▶ _Task to carry out_: Check each line below for the word "icon", and copy those that have it.

▶ _Data extract_:
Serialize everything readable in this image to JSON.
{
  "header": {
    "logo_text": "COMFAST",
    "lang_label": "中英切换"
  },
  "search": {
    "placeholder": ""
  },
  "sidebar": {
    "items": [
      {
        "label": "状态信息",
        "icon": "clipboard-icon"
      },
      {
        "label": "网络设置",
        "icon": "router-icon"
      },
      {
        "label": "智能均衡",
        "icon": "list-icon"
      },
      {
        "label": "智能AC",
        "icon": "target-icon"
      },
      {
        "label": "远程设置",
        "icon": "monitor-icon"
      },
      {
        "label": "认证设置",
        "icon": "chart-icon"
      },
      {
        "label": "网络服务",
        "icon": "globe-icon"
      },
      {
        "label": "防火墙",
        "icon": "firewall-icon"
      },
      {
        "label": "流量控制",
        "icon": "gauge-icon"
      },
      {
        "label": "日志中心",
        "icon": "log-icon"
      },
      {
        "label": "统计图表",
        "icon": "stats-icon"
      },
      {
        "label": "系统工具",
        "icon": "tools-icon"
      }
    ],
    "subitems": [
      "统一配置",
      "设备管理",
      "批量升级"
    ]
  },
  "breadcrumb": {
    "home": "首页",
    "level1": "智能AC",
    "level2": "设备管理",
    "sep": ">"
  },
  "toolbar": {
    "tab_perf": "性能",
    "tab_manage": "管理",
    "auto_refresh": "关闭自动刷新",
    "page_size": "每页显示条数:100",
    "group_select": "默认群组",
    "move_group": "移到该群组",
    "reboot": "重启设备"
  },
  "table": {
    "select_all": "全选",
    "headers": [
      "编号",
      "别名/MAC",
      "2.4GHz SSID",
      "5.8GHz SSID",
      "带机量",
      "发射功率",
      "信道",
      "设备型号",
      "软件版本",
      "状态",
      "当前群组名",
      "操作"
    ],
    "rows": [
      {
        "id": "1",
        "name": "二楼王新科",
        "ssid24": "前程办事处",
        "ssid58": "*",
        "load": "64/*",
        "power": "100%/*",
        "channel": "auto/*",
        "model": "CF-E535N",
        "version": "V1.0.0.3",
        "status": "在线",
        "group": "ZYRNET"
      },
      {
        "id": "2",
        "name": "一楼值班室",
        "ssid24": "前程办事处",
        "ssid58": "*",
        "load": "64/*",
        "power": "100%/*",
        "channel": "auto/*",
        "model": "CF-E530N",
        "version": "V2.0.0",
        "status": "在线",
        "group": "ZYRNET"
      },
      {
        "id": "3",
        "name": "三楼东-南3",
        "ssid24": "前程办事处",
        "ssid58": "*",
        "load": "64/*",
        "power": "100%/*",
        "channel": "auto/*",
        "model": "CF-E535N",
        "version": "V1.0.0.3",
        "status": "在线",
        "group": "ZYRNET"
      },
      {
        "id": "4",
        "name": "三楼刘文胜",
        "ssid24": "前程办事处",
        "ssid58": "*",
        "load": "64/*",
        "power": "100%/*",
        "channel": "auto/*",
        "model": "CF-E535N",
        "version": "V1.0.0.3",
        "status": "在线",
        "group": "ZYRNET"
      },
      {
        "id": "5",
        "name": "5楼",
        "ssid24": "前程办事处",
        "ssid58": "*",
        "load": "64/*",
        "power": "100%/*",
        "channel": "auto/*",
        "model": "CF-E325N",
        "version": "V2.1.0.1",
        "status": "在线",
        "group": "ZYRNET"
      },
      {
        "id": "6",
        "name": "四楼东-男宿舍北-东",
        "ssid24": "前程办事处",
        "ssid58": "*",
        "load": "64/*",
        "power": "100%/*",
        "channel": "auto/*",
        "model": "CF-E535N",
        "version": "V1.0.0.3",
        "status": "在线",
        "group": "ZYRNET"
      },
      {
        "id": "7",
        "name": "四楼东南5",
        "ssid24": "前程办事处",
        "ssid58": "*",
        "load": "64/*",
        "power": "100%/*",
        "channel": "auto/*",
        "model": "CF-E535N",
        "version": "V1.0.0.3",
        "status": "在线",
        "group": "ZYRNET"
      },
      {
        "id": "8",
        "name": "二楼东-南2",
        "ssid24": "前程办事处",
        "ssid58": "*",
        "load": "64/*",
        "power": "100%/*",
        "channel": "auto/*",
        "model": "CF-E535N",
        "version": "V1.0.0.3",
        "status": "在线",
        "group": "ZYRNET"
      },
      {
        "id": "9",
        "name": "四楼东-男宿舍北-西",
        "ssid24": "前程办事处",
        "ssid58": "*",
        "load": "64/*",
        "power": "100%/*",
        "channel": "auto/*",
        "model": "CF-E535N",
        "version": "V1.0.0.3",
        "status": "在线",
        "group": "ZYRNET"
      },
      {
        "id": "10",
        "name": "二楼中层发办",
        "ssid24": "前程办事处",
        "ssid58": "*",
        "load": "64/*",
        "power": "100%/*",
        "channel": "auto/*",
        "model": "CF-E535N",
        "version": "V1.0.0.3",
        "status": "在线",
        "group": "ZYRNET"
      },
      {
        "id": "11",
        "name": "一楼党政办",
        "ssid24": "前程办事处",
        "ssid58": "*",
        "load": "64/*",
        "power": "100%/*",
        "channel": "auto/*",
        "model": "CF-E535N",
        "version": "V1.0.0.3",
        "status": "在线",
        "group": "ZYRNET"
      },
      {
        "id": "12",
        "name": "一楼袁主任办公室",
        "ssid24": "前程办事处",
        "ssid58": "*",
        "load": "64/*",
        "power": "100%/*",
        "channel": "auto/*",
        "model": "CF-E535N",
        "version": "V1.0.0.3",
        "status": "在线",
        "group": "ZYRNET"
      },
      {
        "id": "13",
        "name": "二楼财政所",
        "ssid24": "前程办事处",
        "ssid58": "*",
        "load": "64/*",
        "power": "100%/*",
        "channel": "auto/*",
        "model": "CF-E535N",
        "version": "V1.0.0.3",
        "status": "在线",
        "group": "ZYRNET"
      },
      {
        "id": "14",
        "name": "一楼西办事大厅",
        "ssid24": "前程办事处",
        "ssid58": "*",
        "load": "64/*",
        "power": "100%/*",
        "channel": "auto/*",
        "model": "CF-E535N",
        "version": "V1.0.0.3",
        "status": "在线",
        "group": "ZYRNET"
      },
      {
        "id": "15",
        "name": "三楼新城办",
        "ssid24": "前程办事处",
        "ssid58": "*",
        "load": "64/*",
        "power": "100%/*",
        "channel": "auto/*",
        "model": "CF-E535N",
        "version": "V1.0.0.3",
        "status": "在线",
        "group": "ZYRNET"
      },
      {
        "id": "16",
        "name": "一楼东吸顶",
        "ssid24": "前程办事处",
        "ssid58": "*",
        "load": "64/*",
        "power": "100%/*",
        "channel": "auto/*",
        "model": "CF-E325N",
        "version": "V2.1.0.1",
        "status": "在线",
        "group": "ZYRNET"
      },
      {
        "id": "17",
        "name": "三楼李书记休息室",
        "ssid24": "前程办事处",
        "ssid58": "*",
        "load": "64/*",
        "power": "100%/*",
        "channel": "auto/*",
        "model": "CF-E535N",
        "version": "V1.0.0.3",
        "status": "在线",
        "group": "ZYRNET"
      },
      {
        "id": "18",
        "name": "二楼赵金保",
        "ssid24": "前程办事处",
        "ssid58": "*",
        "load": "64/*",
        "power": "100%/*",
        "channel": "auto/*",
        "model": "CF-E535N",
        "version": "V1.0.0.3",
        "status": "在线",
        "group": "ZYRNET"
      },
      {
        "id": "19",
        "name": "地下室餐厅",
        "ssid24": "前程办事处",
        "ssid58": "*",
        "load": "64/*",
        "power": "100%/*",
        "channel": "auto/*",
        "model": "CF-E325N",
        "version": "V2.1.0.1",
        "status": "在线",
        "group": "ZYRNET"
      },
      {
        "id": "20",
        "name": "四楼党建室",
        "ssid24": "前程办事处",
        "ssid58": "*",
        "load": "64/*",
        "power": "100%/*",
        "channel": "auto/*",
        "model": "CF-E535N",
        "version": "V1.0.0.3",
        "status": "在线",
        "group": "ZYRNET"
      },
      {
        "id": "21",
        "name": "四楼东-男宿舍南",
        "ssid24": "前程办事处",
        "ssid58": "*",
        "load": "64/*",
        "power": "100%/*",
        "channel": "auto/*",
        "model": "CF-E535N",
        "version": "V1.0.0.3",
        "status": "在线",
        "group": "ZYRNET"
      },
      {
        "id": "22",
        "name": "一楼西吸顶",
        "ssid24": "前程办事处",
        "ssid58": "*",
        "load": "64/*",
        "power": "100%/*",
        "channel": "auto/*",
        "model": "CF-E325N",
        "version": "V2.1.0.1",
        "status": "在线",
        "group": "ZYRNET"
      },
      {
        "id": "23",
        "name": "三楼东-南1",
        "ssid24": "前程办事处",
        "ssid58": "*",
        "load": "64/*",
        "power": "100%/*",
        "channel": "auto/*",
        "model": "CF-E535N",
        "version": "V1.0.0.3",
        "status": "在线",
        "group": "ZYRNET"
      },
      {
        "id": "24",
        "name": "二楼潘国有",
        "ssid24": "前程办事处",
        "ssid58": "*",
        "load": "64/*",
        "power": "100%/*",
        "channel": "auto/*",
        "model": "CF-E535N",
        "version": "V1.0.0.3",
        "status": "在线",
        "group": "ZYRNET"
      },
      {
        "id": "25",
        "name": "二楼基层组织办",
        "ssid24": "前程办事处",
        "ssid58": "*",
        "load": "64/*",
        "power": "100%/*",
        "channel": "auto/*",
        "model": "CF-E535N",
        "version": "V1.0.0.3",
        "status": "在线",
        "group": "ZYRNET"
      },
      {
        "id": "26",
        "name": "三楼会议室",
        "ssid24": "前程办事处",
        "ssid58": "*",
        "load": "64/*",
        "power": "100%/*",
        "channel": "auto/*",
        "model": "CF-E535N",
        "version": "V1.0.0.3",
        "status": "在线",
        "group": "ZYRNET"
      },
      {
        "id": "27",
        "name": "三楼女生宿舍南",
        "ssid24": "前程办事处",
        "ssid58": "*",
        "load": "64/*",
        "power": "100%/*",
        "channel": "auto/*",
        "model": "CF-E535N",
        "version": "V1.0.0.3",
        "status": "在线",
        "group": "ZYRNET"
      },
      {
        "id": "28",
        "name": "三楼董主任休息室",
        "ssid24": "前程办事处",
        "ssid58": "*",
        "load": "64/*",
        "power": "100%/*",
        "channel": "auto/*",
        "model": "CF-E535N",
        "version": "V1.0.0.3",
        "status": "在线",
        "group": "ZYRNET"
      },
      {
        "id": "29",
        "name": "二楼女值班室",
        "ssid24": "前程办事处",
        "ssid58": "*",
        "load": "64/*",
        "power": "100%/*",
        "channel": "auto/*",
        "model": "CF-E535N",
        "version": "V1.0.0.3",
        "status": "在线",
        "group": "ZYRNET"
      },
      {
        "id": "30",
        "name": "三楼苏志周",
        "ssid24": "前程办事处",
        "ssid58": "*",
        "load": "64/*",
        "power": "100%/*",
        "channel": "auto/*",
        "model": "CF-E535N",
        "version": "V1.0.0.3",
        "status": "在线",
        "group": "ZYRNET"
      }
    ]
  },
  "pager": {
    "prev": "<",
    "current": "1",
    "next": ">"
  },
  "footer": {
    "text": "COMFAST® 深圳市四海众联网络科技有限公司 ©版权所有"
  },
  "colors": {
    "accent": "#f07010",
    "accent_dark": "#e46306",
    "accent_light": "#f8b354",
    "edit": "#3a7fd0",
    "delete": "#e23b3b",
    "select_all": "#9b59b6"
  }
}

▶ _Expected output_:
        "icon": "clipboard-icon"
        "icon": "router-icon"
        "icon": "list-icon"
        "icon": "target-icon"
        "icon": "monitor-icon"
        "icon": "chart-icon"
        "icon": "globe-icon"
        "icon": "firewall-icon"
        "icon": "gauge-icon"
        "icon": "log-icon"
        "icon": "stats-icon"
        "icon": "tools-icon"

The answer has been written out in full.